TASK DETAILS:
Locate the lines of the listing below that hold "name", then copy each of them.

▬▬▬▬▬▬▬▬▬▬

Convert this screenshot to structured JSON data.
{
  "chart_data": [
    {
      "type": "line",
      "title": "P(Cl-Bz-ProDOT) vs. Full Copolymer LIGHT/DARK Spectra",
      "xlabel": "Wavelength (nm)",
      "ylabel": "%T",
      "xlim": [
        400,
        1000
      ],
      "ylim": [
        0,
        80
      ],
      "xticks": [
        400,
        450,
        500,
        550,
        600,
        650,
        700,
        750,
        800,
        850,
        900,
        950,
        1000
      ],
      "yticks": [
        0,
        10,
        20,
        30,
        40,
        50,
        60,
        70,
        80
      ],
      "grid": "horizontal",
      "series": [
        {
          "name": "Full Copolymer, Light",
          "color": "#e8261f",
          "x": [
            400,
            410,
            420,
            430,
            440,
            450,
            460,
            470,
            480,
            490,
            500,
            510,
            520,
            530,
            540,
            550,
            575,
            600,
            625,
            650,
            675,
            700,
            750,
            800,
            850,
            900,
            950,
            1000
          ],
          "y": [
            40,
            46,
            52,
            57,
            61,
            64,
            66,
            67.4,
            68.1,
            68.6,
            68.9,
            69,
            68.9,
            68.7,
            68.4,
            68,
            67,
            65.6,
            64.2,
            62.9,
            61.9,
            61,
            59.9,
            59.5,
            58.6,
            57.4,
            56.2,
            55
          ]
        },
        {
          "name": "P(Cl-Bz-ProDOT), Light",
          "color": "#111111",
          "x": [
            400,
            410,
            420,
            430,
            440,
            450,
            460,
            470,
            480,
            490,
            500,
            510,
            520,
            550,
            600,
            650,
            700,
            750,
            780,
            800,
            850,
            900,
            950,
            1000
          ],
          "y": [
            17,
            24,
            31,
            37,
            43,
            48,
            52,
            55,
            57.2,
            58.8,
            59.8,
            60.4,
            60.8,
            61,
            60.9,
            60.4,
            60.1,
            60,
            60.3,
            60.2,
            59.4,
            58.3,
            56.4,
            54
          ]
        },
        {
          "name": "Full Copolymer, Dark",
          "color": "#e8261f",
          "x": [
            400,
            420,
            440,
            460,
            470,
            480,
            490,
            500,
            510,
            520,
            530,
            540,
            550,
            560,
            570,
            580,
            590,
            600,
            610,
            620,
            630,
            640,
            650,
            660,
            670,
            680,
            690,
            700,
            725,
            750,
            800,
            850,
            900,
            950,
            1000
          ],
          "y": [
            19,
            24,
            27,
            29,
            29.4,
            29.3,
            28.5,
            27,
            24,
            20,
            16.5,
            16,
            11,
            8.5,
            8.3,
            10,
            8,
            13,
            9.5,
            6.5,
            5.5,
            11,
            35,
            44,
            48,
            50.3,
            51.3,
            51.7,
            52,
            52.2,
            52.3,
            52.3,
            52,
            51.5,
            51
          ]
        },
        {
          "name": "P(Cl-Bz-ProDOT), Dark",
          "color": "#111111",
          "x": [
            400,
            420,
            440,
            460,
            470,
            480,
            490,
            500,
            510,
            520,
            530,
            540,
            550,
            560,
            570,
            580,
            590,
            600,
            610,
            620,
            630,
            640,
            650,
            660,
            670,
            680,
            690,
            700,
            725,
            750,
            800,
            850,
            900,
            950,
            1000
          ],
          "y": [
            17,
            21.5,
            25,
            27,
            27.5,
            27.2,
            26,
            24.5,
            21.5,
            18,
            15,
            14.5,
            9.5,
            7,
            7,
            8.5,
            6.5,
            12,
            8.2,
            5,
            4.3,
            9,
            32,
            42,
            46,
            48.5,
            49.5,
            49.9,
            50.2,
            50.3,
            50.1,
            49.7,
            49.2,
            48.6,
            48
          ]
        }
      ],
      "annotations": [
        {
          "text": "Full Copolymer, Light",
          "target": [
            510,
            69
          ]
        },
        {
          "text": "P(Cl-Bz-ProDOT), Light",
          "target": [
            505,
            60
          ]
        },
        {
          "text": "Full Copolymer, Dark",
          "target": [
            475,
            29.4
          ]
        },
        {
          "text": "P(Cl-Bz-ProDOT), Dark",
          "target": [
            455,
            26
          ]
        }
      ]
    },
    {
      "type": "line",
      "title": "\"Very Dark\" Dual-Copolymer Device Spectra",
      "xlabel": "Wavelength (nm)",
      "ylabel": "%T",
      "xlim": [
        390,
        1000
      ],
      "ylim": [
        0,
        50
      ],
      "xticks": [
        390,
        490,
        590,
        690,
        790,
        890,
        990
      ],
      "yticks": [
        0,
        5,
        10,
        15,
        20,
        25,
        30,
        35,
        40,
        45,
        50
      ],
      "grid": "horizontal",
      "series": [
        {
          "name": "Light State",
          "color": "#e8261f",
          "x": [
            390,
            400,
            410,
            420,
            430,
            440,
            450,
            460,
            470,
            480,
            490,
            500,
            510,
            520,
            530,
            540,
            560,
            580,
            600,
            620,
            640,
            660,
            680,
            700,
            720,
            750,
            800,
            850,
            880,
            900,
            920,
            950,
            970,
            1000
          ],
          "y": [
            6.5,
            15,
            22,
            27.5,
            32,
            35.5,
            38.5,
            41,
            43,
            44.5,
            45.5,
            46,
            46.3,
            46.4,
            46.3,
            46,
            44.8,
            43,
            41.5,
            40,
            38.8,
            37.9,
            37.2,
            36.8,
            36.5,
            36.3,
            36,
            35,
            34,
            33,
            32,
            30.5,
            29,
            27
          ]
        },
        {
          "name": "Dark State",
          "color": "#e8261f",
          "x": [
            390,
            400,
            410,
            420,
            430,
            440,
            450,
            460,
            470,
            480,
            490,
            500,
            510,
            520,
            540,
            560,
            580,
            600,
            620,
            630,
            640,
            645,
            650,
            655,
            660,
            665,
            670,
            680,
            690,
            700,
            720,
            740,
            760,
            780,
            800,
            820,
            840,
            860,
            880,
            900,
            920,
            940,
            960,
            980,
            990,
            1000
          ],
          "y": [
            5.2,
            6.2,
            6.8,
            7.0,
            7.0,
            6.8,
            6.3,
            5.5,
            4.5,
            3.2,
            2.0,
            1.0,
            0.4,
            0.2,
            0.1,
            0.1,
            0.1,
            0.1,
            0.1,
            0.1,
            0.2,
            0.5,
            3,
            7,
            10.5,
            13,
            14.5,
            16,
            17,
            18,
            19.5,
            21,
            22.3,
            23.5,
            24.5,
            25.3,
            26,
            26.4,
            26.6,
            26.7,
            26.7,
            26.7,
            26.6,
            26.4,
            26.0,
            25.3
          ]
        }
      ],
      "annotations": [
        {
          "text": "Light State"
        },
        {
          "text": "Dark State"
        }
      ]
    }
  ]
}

▬▬▬▬▬▬▬▬▬▬

TASK ANSWER:
          "name": "Full Copolymer, Light",
          "name": "P(Cl-Bz-ProDOT), Light",
          "name": "Full Copolymer, Dark",
          "name": "P(Cl-Bz-ProDOT), Dark",
          "name": "Light State",
          "name": "Dark State",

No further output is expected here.